## Problem
Can you put each line of these entries into a JSON list of strings, one string per line, with blank lines left out?

☆ ☆ ☆ ☆ ☆

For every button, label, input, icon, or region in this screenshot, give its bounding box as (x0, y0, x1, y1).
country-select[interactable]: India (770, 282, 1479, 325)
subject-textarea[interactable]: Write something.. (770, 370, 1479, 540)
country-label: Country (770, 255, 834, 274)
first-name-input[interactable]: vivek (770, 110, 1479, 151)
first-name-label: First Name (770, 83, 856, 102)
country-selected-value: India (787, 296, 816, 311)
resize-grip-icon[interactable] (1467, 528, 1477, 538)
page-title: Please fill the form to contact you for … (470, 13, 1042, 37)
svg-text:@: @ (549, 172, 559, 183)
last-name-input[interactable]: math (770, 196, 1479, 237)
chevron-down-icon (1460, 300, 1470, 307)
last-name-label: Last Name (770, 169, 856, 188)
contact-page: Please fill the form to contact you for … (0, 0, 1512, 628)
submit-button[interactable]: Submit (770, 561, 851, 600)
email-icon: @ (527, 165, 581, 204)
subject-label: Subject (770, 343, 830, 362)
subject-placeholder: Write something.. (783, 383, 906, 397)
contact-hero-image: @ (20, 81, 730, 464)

☆ ☆ ☆ ☆ ☆

## Solution to this exercise
[
  "For every button, label, input, icon, or region in this screenshot, give its bounding box as (x0, y0, x1, y1).",
  "country-select[interactable]: India (770, 282, 1479, 325)",
  "subject-textarea[interactable]: Write something.. (770, 370, 1479, 540)",
  "country-label: Country (770, 255, 834, 274)",
  "first-name-input[interactable]: vivek (770, 110, 1479, 151)",
  "first-name-label: First Name (770, 83, 856, 102)",
  "country-selected-value: India (787, 296, 816, 311)",
  "resize-grip-icon[interactable] (1467, 528, 1477, 538)",
  "page-title: Please fill the form to contact you for … (470, 13, 1042, 37)",
  "svg-text:@: @ (549, 172, 559, 183)",
  "last-name-input[interactable]: math (770, 196, 1479, 237)",
  "chevron-down-icon (1460, 300, 1470, 307)",
  "last-name-label: Last Name (770, 169, 856, 188)",
  "contact-page: Please fill the form to contact you for … (0, 0, 1512, 628)",
  "submit-button[interactable]: Submit (770, 561, 851, 600)",
  "email-icon: @ (527, 165, 581, 204)",
  "subject-label: Subject (770, 343, 830, 362)",
  "subject-placeholder: Write something.. (783, 383, 906, 397)",
  "contact-hero-image: @ (20, 81, 730, 464)"
]